Dataset items
--
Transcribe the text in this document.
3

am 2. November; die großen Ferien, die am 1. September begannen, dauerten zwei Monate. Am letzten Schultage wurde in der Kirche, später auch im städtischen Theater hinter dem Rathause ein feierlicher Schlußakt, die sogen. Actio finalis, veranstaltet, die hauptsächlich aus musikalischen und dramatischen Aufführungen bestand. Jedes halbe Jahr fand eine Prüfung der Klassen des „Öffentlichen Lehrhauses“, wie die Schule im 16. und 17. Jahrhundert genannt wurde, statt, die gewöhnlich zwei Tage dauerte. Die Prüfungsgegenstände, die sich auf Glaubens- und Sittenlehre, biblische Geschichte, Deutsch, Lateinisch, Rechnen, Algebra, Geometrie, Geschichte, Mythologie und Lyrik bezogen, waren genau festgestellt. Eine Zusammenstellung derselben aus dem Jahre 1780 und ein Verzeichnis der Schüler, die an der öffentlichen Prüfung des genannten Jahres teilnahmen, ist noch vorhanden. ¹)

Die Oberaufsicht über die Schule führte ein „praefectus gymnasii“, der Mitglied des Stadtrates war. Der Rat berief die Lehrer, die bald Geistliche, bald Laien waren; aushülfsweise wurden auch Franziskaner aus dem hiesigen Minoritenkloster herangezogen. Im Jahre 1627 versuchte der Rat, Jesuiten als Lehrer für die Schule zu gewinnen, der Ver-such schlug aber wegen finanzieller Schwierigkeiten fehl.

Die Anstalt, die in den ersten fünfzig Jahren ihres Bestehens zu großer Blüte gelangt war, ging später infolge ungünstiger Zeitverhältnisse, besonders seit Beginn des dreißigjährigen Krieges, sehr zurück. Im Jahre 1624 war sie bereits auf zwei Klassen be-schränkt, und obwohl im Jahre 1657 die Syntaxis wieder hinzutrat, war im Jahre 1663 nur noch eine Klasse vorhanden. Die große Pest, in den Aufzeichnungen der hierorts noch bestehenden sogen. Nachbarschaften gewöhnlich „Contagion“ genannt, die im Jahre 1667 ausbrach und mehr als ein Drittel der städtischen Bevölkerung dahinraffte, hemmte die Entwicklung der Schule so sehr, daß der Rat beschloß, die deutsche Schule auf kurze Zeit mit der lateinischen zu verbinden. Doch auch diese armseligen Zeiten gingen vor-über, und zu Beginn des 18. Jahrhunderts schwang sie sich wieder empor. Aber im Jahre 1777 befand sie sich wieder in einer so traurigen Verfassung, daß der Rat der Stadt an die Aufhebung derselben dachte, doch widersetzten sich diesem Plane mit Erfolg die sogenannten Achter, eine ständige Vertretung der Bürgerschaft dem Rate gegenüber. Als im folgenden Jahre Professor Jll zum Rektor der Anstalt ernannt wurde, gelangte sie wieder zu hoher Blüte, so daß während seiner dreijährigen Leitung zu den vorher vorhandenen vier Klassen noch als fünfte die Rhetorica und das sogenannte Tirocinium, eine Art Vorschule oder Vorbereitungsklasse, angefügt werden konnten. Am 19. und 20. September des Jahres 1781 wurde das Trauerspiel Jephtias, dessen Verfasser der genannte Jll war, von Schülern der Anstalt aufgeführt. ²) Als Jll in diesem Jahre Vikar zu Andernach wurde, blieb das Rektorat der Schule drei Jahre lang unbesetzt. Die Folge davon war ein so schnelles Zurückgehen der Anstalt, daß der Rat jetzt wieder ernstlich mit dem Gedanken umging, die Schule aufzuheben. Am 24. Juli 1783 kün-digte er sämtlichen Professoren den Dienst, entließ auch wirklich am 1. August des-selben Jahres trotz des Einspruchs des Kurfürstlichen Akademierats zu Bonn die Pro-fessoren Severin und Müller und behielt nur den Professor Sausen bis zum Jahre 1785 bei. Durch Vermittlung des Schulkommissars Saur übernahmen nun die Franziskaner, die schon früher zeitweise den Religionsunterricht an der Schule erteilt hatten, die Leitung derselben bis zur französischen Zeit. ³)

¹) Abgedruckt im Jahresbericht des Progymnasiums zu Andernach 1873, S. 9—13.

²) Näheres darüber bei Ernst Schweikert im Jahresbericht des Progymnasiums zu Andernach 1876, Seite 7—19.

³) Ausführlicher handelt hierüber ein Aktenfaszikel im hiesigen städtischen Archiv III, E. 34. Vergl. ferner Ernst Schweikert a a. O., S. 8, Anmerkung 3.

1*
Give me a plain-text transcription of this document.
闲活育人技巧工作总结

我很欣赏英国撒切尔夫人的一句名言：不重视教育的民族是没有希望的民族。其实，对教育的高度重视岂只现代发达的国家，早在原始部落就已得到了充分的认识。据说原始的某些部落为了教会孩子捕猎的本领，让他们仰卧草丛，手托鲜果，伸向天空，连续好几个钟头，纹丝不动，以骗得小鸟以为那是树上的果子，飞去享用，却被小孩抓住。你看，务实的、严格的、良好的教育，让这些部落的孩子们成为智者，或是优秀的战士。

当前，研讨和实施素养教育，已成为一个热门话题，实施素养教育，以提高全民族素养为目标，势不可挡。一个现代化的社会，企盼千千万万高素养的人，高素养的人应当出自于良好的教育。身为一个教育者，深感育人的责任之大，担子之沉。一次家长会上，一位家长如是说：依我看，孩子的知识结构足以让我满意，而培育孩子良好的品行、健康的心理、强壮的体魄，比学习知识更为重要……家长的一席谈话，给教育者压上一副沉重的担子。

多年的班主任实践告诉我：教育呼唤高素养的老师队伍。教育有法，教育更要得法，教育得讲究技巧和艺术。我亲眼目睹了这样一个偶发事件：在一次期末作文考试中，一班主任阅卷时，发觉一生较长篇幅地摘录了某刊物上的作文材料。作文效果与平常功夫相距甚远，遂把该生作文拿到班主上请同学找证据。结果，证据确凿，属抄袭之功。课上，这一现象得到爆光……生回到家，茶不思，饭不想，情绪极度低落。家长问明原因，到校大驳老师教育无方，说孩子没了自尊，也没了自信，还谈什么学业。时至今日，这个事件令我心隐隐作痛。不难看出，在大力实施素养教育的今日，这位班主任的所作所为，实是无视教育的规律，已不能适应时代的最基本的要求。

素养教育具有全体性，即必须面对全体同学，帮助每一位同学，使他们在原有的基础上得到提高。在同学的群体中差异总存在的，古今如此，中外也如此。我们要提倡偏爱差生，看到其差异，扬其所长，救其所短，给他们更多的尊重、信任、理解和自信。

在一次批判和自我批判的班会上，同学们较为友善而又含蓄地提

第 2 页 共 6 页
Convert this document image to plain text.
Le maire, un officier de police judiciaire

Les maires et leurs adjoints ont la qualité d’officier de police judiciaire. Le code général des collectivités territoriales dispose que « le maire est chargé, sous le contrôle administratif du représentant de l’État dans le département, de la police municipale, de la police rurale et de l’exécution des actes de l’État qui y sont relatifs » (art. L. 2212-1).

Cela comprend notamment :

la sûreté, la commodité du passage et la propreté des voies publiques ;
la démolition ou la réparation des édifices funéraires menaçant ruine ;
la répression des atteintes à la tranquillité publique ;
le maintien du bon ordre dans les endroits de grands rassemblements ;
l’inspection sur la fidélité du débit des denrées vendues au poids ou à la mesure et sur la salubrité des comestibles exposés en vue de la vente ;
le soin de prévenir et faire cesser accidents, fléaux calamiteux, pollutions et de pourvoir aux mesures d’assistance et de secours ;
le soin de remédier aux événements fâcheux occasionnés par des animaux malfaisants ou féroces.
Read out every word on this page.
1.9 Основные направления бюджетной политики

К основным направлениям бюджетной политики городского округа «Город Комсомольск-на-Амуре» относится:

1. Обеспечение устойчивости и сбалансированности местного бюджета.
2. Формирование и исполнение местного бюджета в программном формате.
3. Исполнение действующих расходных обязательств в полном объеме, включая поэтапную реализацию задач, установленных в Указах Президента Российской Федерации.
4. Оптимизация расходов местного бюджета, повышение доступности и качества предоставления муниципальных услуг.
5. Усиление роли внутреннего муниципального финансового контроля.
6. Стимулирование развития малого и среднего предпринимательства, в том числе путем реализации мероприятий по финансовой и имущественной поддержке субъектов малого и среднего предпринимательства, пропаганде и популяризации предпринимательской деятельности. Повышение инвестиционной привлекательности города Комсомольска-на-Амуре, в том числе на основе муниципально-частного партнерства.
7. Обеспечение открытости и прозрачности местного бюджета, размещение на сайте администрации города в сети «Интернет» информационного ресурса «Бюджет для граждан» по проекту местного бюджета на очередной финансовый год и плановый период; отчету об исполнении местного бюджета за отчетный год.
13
--
*The task*
Return only the lines running from the line with "Read out every word on this page." to the last line of the records, both included, exactly as written.

*Task solution*
Read out every word on this page.
1.9 Основные направления бюджетной политики

К основным направлениям бюджетной политики городского округа «Город Комсомольск-на-Амуре» относится:

1. Обеспечение устойчивости и сбалансированности местного бюджета.
2. Формирование и исполнение местного бюджета в программном формате.
3. Исполнение действующих расходных обязательств в полном объеме, включая поэтапную реализацию задач, установленных в Указах Президента Российской Федерации.
4. Оптимизация расходов местного бюджета, повышение доступности и качества предоставления муниципальных услуг.
5. Усиление роли внутреннего муниципального финансового контроля.
6. Стимулирование развития малого и среднего предпринимательства, в том числе путем реализации мероприятий по финансовой и имущественной поддержке субъектов малого и среднего предпринимательства, пропаганде и популяризации предпринимательской деятельности. Повышение инвестиционной привлекательности города Комсомольска-на-Амуре, в том числе на основе муниципально-частного партнерства.
7. Обеспечение открытости и прозрачности местного бюджета, размещение на сайте администрации города в сети «Интернет» информационного ресурса «Бюджет для граждан» по проекту местного бюджета на очередной финансовый год и плановый период; отчету об исполнении местного бюджета за отчетный год.
13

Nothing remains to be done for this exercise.